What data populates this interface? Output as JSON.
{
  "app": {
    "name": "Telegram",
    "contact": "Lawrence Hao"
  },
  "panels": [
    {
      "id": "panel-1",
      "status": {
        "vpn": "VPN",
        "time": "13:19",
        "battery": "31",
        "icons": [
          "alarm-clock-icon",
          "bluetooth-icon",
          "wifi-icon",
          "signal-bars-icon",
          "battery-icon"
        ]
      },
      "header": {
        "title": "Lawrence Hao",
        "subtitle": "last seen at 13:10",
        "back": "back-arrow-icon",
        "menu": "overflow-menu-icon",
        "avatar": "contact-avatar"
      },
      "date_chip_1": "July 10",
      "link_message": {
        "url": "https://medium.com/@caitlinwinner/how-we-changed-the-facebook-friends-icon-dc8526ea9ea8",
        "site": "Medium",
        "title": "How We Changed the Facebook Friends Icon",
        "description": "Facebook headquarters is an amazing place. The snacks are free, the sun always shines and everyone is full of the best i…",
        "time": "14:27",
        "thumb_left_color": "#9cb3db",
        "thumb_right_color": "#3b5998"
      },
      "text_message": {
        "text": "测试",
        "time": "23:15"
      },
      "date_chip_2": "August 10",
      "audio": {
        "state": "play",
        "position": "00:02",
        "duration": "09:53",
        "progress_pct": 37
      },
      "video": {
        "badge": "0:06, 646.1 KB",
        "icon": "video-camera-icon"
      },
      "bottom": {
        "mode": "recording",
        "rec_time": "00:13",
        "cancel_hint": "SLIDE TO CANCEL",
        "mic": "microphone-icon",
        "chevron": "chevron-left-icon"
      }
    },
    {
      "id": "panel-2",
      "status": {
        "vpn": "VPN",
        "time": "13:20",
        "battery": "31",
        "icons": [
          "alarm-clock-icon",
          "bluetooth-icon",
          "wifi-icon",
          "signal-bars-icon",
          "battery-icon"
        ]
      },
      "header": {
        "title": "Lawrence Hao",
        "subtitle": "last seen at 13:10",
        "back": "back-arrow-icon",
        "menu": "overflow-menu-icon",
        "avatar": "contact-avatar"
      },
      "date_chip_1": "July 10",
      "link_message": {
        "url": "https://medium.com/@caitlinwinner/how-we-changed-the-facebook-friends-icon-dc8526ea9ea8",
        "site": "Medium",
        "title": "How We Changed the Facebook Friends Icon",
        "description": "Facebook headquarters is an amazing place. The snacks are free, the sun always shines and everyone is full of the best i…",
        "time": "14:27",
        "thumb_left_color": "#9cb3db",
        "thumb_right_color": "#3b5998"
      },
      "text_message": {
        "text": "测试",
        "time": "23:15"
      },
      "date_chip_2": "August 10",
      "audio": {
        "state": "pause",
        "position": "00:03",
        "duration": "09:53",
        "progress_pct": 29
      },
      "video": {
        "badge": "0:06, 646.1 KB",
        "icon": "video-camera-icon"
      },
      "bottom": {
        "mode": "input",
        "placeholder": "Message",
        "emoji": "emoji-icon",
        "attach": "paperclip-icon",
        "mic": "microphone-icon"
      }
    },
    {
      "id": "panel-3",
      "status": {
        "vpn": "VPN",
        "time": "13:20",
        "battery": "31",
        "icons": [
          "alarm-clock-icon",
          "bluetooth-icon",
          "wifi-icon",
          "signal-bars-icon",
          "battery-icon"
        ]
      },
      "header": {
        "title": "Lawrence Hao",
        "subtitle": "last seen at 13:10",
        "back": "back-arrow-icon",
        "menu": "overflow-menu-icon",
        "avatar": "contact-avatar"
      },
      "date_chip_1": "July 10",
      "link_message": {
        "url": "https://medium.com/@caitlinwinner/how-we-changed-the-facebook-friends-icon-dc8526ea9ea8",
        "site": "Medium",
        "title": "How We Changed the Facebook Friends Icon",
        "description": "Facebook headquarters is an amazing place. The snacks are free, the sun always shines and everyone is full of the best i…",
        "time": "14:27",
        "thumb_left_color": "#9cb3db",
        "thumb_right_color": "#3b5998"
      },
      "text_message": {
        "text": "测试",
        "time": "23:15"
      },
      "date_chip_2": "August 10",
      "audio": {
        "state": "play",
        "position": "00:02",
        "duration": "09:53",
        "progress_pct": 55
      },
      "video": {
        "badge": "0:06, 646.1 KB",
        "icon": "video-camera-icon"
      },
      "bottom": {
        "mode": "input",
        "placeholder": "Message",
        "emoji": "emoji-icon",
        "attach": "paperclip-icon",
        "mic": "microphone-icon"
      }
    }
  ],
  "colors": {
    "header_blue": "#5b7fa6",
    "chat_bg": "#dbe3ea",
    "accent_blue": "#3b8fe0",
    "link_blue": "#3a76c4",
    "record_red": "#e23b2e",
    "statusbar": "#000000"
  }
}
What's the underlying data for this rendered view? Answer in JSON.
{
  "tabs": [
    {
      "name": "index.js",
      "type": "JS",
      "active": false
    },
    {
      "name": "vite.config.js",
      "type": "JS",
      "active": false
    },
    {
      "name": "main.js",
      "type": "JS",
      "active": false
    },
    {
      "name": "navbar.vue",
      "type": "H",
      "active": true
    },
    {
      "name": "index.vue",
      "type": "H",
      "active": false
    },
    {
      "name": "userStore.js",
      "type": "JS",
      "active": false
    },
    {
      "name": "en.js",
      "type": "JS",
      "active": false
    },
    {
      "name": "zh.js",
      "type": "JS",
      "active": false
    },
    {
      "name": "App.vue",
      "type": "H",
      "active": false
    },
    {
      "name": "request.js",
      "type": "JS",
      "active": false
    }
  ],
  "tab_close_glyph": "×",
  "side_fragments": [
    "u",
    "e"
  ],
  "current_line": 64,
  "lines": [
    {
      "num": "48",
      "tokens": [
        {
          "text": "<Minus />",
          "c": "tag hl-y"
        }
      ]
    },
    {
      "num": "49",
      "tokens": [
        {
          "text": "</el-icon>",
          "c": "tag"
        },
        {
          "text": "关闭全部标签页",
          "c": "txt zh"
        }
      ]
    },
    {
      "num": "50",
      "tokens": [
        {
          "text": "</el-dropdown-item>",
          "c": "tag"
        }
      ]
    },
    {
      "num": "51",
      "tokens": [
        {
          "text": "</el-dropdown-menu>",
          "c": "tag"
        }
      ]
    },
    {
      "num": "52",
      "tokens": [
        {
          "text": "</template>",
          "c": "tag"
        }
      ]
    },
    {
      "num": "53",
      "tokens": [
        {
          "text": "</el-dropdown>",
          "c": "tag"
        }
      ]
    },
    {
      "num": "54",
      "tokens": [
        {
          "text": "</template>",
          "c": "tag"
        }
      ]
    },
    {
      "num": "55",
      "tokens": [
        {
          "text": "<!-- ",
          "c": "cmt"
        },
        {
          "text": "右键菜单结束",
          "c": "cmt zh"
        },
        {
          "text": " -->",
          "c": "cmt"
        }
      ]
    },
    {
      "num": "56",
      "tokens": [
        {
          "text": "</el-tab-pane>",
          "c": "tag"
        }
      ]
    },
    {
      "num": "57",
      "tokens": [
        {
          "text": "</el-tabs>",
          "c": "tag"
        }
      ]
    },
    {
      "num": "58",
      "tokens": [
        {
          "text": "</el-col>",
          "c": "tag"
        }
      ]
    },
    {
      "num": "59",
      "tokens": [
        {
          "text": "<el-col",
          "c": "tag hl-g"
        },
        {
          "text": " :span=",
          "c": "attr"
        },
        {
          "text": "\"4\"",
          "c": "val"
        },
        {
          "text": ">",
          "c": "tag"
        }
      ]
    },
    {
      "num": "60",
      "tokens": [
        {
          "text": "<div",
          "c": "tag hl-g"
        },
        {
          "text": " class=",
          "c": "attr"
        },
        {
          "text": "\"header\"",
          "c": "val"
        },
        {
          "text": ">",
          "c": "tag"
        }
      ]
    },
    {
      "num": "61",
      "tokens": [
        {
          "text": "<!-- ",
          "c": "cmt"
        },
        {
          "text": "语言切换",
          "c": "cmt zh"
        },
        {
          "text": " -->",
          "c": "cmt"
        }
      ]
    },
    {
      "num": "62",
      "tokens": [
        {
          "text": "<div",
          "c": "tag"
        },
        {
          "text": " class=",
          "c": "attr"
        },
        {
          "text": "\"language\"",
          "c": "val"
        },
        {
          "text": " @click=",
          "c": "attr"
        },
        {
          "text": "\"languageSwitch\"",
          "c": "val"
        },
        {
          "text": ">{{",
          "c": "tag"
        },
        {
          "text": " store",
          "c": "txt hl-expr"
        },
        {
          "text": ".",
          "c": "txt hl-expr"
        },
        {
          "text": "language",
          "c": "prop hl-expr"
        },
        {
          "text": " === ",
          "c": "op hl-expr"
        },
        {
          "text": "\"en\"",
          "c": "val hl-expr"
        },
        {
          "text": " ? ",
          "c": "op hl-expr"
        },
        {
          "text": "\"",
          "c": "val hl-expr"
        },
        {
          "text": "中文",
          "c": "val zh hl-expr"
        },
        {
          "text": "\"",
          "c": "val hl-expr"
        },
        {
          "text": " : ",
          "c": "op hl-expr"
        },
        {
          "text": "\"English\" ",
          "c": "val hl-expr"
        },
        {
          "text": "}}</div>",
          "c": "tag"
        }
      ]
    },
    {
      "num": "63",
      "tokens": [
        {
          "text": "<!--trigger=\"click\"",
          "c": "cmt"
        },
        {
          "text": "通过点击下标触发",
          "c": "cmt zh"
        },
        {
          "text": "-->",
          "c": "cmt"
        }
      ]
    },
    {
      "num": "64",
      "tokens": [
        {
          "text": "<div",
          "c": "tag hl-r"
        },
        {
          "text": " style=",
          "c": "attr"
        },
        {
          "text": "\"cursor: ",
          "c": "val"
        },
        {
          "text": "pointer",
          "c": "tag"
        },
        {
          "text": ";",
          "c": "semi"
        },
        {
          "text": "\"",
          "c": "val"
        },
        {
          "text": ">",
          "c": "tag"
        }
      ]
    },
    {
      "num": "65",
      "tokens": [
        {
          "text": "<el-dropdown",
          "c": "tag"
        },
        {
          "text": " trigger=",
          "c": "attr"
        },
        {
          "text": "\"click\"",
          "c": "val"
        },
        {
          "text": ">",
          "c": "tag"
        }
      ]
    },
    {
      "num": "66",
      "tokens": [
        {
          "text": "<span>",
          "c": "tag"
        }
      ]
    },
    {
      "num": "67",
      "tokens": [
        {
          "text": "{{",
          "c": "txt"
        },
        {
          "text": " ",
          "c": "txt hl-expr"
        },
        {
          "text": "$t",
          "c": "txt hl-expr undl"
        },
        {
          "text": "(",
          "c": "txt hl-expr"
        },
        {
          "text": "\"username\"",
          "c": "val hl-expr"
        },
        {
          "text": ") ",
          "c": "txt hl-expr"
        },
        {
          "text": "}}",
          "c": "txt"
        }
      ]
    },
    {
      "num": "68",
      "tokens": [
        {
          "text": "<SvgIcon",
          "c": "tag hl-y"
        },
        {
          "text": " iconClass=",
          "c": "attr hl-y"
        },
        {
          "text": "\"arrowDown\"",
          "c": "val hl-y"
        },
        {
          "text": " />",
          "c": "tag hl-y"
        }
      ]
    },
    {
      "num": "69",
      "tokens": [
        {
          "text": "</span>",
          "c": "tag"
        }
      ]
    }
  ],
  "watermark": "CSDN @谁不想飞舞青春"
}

----------

● **Task to carry out**: Pull every line containing the word "click" out of the material and copy it.

● **Task response**:
          "text": " @click=",
          "text": "<!--trigger=\"click\"",
          "text": "\"click\"",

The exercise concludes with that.